━━━ Recorded data ━━━
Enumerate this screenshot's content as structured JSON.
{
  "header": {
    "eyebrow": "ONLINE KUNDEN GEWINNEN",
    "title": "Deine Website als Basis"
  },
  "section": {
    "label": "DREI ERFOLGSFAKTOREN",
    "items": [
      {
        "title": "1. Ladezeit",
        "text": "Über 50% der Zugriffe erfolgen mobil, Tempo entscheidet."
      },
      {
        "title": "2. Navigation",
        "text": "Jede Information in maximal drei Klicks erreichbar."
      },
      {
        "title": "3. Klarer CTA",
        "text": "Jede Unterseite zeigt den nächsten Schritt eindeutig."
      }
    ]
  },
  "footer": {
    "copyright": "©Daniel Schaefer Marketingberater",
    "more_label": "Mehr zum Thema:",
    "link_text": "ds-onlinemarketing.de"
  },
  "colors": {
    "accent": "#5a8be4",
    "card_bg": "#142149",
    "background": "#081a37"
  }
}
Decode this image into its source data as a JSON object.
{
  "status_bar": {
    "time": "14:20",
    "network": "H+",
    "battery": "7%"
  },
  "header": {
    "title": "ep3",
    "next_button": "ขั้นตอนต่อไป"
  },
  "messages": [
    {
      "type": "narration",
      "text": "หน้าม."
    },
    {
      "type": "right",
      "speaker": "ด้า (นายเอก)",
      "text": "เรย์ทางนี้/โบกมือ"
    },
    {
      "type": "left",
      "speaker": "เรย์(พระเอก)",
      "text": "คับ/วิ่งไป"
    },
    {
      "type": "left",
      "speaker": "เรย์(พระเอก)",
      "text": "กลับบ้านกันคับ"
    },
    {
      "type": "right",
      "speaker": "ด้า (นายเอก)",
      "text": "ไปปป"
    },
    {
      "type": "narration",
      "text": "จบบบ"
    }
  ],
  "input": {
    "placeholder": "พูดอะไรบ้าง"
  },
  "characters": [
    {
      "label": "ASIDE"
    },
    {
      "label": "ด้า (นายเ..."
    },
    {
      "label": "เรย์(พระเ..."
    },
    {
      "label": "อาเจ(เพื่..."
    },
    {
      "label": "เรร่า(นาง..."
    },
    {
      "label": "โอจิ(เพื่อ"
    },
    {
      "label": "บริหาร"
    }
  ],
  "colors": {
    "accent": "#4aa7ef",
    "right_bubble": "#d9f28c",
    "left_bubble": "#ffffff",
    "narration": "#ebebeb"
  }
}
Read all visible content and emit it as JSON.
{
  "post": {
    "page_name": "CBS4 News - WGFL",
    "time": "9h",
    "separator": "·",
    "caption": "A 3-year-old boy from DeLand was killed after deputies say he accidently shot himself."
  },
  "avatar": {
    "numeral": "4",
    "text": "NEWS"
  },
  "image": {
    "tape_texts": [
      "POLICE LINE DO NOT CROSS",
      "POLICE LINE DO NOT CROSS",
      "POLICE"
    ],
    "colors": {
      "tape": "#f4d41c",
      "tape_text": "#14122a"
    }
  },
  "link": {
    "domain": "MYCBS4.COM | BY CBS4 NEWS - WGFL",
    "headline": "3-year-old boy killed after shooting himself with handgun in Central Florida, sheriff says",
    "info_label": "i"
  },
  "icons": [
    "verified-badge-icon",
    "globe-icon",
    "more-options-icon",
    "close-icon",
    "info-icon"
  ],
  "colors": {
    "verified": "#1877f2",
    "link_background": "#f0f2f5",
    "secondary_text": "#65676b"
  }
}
━━━
### What is expected
Gather each line of the listing that holds the string "Jede".

### Correct result
        "text": "Jede Information in maximal drei Klicks erreichbar."
        "text": "Jede Unterseite zeigt den nächsten Schritt eindeutig."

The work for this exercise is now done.